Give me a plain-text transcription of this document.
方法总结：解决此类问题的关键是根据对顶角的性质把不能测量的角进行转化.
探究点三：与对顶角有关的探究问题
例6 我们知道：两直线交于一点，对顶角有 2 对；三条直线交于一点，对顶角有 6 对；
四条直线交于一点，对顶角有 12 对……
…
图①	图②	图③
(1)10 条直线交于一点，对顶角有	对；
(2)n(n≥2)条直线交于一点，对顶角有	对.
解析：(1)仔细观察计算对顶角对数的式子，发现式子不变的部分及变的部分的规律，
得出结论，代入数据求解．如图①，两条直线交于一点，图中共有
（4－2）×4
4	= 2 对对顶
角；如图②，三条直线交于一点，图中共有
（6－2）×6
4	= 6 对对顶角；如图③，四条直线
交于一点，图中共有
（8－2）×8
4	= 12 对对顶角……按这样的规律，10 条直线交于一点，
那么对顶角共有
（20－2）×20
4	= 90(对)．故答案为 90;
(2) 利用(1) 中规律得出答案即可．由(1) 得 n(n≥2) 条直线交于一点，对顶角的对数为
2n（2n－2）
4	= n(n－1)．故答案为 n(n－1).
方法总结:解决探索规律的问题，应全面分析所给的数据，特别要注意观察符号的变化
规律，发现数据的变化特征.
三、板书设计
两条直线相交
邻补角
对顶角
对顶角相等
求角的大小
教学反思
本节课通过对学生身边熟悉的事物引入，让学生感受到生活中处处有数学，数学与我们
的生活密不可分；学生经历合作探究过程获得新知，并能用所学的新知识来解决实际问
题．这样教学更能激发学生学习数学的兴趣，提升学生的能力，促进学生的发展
━━━━━━━━━━
● BRIEF: Scan the material and collect every line that contains "三条直线交于一点".

● SOLUTION TO THIS PROBLEM:
例6 我们知道：两直线交于一点，对顶角有 2 对；三条直线交于一点，对顶角有 6 对；
角；如图②，三条直线交于一点，图中共有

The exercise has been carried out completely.